Dataset excerpt

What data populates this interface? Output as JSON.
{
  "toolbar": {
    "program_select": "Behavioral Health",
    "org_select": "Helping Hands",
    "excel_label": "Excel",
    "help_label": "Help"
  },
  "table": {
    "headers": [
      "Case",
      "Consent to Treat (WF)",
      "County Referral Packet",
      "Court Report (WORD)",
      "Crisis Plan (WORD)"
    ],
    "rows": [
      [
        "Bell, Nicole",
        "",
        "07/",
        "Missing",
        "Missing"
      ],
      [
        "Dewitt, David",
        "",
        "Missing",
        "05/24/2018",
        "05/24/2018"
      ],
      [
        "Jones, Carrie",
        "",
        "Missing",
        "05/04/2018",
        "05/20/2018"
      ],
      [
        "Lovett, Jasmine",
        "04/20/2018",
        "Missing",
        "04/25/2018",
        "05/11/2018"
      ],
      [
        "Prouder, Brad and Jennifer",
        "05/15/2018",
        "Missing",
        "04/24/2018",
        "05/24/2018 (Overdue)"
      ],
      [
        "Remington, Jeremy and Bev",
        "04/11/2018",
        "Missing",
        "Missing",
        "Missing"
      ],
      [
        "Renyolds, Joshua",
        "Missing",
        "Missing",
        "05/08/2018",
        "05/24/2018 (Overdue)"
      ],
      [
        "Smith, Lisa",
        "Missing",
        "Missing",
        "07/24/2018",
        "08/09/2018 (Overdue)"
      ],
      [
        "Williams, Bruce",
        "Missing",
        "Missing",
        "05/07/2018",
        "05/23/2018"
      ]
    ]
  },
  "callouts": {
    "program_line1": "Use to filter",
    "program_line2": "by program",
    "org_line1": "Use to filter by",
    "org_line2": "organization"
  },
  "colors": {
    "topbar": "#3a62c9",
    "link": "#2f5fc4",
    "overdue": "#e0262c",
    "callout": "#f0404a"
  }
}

Written problem:
Work out how many lines above contain the word "filter". Give only the number.

Output of the exercise:
2